### REQUIREMENT
Make an exact copy of all the entries, but do not reproduce the pictures.

--------------------------------------------------

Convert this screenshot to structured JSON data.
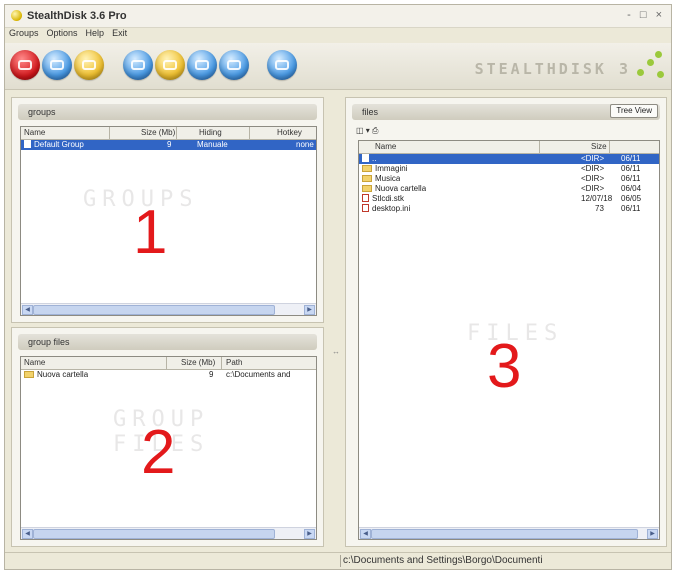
{
  "window": {
    "title": "StealthDisk 3.6 Pro",
    "controls": "- □ ×"
  },
  "menu": [
    "Groups",
    "Options",
    "Help",
    "Exit"
  ],
  "toolbar": {
    "buttons": [
      {
        "name": "toolbar-button-red",
        "color": "#d4161b"
      },
      {
        "name": "toolbar-button-blue",
        "color": "#4a9be6"
      },
      {
        "name": "toolbar-button-yellow",
        "color": "#f1c232"
      },
      {
        "name": "toolbar-button-blue-2",
        "color": "#4a9be6"
      },
      {
        "name": "toolbar-button-yellow-2",
        "color": "#f1c232"
      },
      {
        "name": "toolbar-button-blue-3",
        "color": "#4a9be6"
      },
      {
        "name": "toolbar-button-blue-4",
        "color": "#4a9be6"
      },
      {
        "name": "toolbar-button-blue-5",
        "color": "#4a9be6"
      }
    ],
    "logo_text": "STEALTHDISK 3"
  },
  "groups_panel": {
    "header": "groups",
    "columns": [
      "Name",
      "Size (Mb)",
      "Hiding",
      "Hotkey"
    ],
    "rows": [
      {
        "name": "Default Group",
        "size": "9",
        "hiding": "Manuale",
        "hotkey": "none",
        "selected": true
      }
    ],
    "overlay_number": "1",
    "overlay_ghost": "GROUPS"
  },
  "group_files_panel": {
    "header": "group files",
    "columns": [
      "Name",
      "Size (Mb)",
      "Path"
    ],
    "rows": [
      {
        "name": "Nuova cartella",
        "size": "9",
        "path": "c:\\Documents and"
      }
    ],
    "overlay_number": "2",
    "overlay_ghost": "GROUP FILES"
  },
  "files_panel": {
    "header": "files",
    "tree_view_label": "Tree View",
    "columns": [
      "Name",
      "Size",
      ""
    ],
    "rows": [
      {
        "name": "..",
        "size": "<DIR>",
        "date": "06/11",
        "type": "up",
        "selected": true
      },
      {
        "name": "Immagini",
        "size": "<DIR>",
        "date": "06/11",
        "type": "folder"
      },
      {
        "name": "Musica",
        "size": "<DIR>",
        "date": "06/11",
        "type": "folder"
      },
      {
        "name": "Nuova cartella",
        "size": "<DIR>",
        "date": "06/04",
        "type": "folder"
      },
      {
        "name": "Stlcdi.stk",
        "size": "12/07/18",
        "date": "06/05",
        "type": "file"
      },
      {
        "name": "desktop.ini",
        "size": "73",
        "date": "06/11",
        "type": "file"
      }
    ],
    "overlay_number": "3",
    "overlay_ghost": "FILES"
  },
  "status": {
    "path": "c:\\Documents and Settings\\Borgo\\Documenti"
  }
}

--------------------------------------------------

### OUTPUT
Convert this screenshot to structured JSON data.
{
  "window": {
    "title": "StealthDisk 3.6 Pro",
    "controls": "- □ ×"
  },
  "menu": [
    "Groups",
    "Options",
    "Help",
    "Exit"
  ],
  "toolbar": {
    "buttons": [
      {
        "name": "toolbar-button-red",
        "color": "#d4161b"
      },
      {
        "name": "toolbar-button-blue",
        "color": "#4a9be6"
      },
      {
        "name": "toolbar-button-yellow",
        "color": "#f1c232"
      },
      {
        "name": "toolbar-button-blue-2",
        "color": "#4a9be6"
      },
      {
        "name": "toolbar-button-yellow-2",
        "color": "#f1c232"
      },
      {
        "name": "toolbar-button-blue-3",
        "color": "#4a9be6"
      },
      {
        "name": "toolbar-button-blue-4",
        "color": "#4a9be6"
      },
      {
        "name": "toolbar-button-blue-5",
        "color": "#4a9be6"
      }
    ],
    "logo_text": "STEALTHDISK 3"
  },
  "groups_panel": {
    "header": "groups",
    "columns": [
      "Name",
      "Size (Mb)",
      "Hiding",
      "Hotkey"
    ],
    "rows": [
      {
        "name": "Default Group",
        "size": "9",
        "hiding": "Manuale",
        "hotkey": "none",
        "selected": true
      }
    ],
    "overlay_number": "1",
    "overlay_ghost": "GROUPS"
  },
  "group_files_panel": {
    "header": "group files",
    "columns": [
      "Name",
      "Size (Mb)",
      "Path"
    ],
    "rows": [
      {
        "name": "Nuova cartella",
        "size": "9",
        "path": "c:\\Documents and"
      }
    ],
    "overlay_number": "2",
    "overlay_ghost": "GROUP FILES"
  },
  "files_panel": {
    "header": "files",
    "tree_view_label": "Tree View",
    "columns": [
      "Name",
      "Size",
      ""
    ],
    "rows": [
      {
        "name": "..",
        "size": "<DIR>",
        "date": "06/11",
        "type": "up",
        "selected": true
      },
      {
        "name": "Immagini",
        "size": "<DIR>",
        "date": "06/11",
        "type": "folder"
      },
      {
        "name": "Musica",
        "size": "<DIR>",
        "date": "06/11",
        "type": "folder"
      },
      {
        "name": "Nuova cartella",
        "size": "<DIR>",
        "date": "06/04",
        "type": "folder"
      },
      {
        "name": "Stlcdi.stk",
        "size": "12/07/18",
        "date": "06/05",
        "type": "file"
      },
      {
        "name": "desktop.ini",
        "size": "73",
        "date": "06/11",
        "type": "file"
      }
    ],
    "overlay_number": "3",
    "overlay_ghost": "FILES"
  },
  "status": {
    "path": "c:\\Documents and Settings\\Borgo\\Documenti"
  }
}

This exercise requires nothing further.